Requirement: Locate every line in the records below that holds the word "text" and return each one.

The records:
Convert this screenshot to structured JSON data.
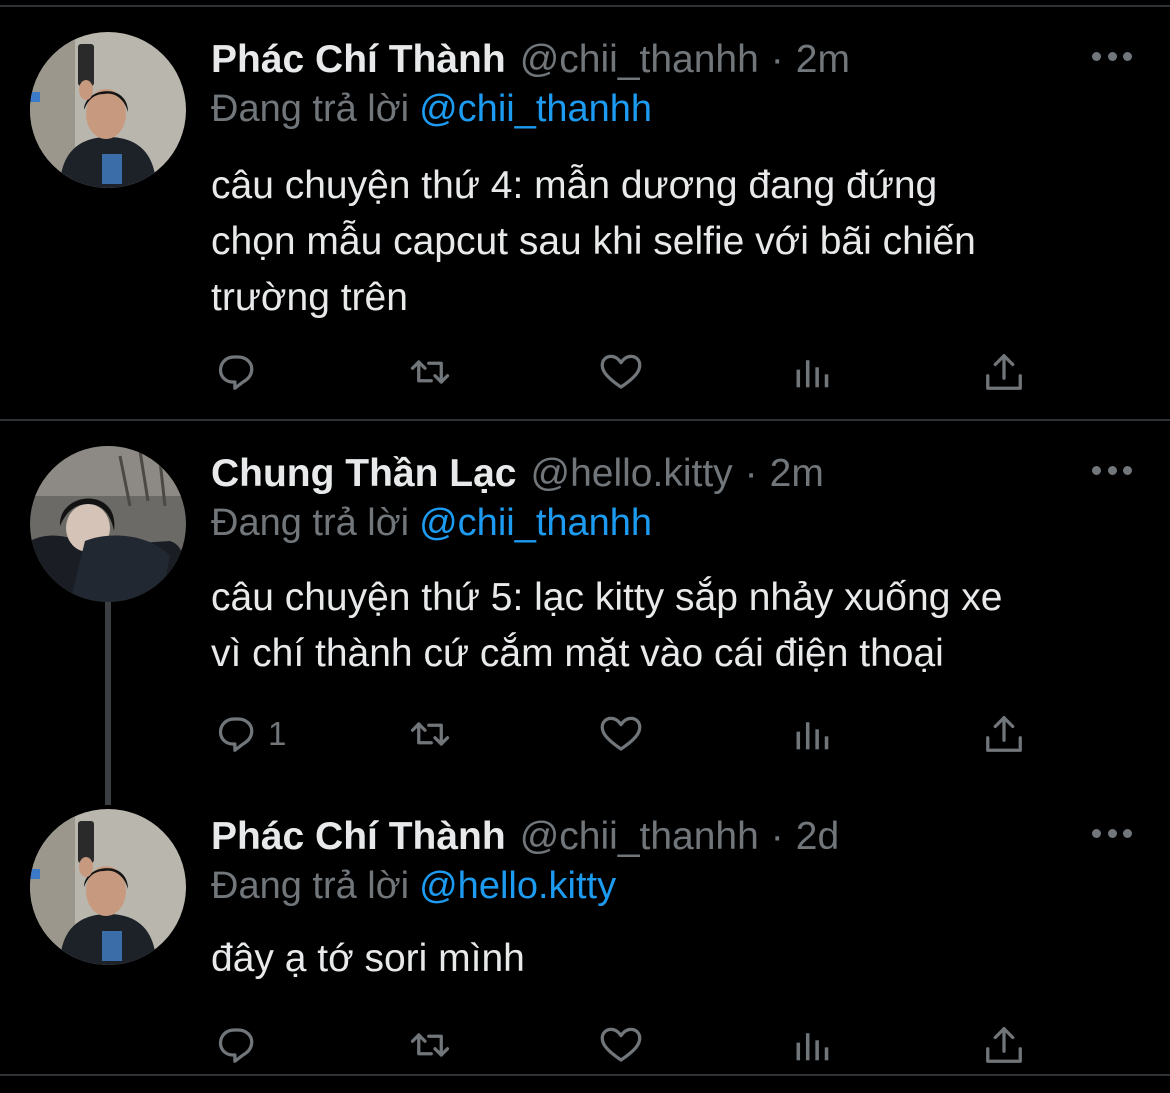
{
  "tweets": [
    {
      "display_name": "Phác Chí Thành",
      "handle": "@chii_thanhh",
      "dot": "·",
      "time": "2m",
      "replying_prefix": "Đang trả lời",
      "replying_to": "@chii_thanhh",
      "text": "câu chuyện thứ 4: mẫn dương đang đứng\nchọn mẫu capcut sau khi selfie với bãi chiến\ntrường trên",
      "reply_count": ""
    },
    {
      "display_name": "Chung Thần Lạc",
      "handle": "@hello.kitty",
      "dot": "·",
      "time": "2m",
      "replying_prefix": "Đang trả lời",
      "replying_to": "@chii_thanhh",
      "text": "câu chuyện thứ 5: lạc kitty sắp nhảy xuống xe\nvì chí thành cứ cắm mặt vào cái điện thoại",
      "reply_count": "1"
    },
    {
      "display_name": "Phác Chí Thành",
      "handle": "@chii_thanhh",
      "dot": "·",
      "time": "2d",
      "replying_prefix": "Đang trả lời",
      "replying_to": "@hello.kitty",
      "text": "đây ạ tớ sori mình",
      "reply_count": ""
    }
  ],
  "icons": {
    "reply": "reply-icon",
    "retweet": "retweet-icon",
    "like": "heart-icon",
    "views": "analytics-icon",
    "share": "share-icon",
    "more": "more-icon"
  },
  "colors": {
    "background": "#000000",
    "text": "#e7e9ea",
    "muted": "#71767b",
    "mention": "#1d9bf0",
    "divider": "#2f3336"
  }
}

Output:
      "text": "câu chuyện thứ 4: mẫn dương đang đứng\nchọn mẫu capcut sau khi selfie với bãi chiến\ntrường trên",
      "text": "câu chuyện thứ 5: lạc kitty sắp nhảy xuống xe\nvì chí thành cứ cắm mặt vào cái điện thoại",
      "text": "đây ạ tớ sori mình",
    "text": "#e7e9ea",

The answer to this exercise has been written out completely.